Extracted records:
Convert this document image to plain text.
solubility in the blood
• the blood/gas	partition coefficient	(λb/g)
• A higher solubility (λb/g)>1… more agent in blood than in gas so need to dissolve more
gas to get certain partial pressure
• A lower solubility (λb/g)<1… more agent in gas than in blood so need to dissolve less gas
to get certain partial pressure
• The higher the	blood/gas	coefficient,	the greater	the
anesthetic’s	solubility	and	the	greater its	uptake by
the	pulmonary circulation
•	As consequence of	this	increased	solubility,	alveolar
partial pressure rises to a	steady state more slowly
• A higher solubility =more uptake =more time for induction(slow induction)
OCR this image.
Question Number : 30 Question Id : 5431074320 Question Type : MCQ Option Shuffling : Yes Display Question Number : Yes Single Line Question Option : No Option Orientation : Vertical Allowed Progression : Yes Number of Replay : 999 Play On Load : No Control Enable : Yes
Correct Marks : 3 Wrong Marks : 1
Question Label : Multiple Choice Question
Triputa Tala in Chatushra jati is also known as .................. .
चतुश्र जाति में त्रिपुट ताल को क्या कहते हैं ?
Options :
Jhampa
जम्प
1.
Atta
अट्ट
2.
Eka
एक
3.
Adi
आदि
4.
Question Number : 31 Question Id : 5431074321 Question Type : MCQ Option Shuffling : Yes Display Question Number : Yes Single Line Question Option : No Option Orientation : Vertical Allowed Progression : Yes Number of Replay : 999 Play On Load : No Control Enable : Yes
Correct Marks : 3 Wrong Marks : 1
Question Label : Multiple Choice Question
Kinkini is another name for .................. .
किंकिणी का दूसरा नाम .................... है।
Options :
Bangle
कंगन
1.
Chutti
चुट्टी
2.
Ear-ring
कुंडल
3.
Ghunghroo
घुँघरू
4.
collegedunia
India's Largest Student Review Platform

- [Required work] Look through the entries above; copy every line holding the string "than".

- [Final answer]
• A higher solubility (λb/g)>1… more agent in blood than in gas so need to dissolve more
• A lower solubility (λb/g)<1… more agent in gas than in blood so need to dissolve less gas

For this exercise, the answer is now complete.